----- Given data -----

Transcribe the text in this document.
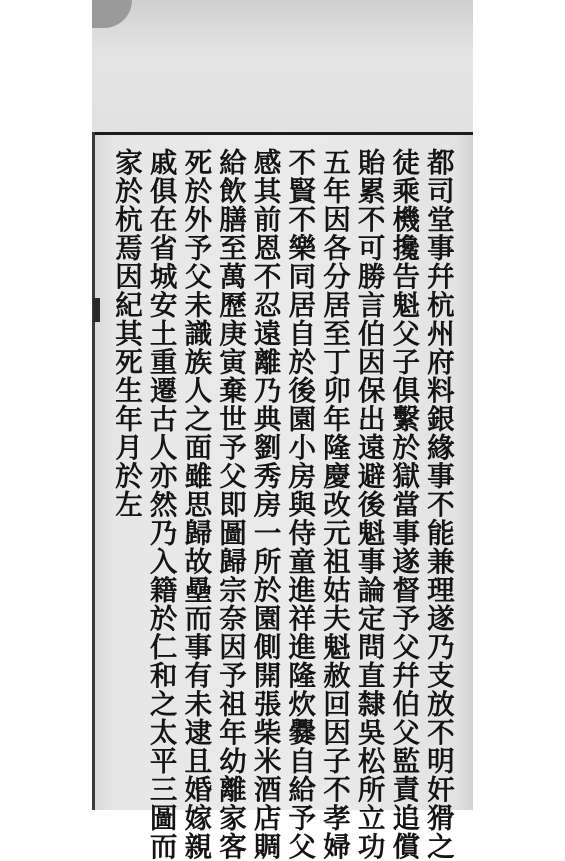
都司堂事幷杭州府料銀緣事不能兼理遂乃支放不明奸猾之
徒乘機攙告魁父子俱繫於獄當事遂督予父幷伯父監責追償
貽累不可勝言伯因保出遠避後魁事論定問直隸吳松所立功
五年因各分居至丁卯年隆慶改元祖姑夫魁赦回因子不孝婦
不賢不樂同居自於後園小房與侍童進祥進隆炊爨自給予父
感其前恩不忍遠離乃典劉秀房一所於園側開張柴米酒店賙
給飲膳至萬歷庚寅棄世予父即圖歸宗奈因予祖年幼離家客
死於外予父未識族人之面雖思歸故壘而事有未逮且婚嫁親
戚俱在省城安土重遷古人亦然乃入籍於仁和之太平三圖而
家於杭焉因紀其死生年月於左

-----

**Exercise prompt**
Could you repeat all of the material exactly? Pictures should not be copied.

**Output**
Transcribe the text in this document.
都司堂事幷杭州府料銀緣事不能兼理遂乃支放不明奸猾之
徒乘機攙告魁父子俱繫於獄當事遂督予父幷伯父監責追償
貽累不可勝言伯因保出遠避後魁事論定問直隸吳松所立功
五年因各分居至丁卯年隆慶改元祖姑夫魁赦回因子不孝婦
不賢不樂同居自於後園小房與侍童進祥進隆炊爨自給予父
感其前恩不忍遠離乃典劉秀房一所於園側開張柴米酒店賙
給飲膳至萬歷庚寅棄世予父即圖歸宗奈因予祖年幼離家客
死於外予父未識族人之面雖思歸故壘而事有未逮且婚嫁親
戚俱在省城安土重遷古人亦然乃入籍於仁和之太平三圖而
家於杭焉因紀其死生年月於左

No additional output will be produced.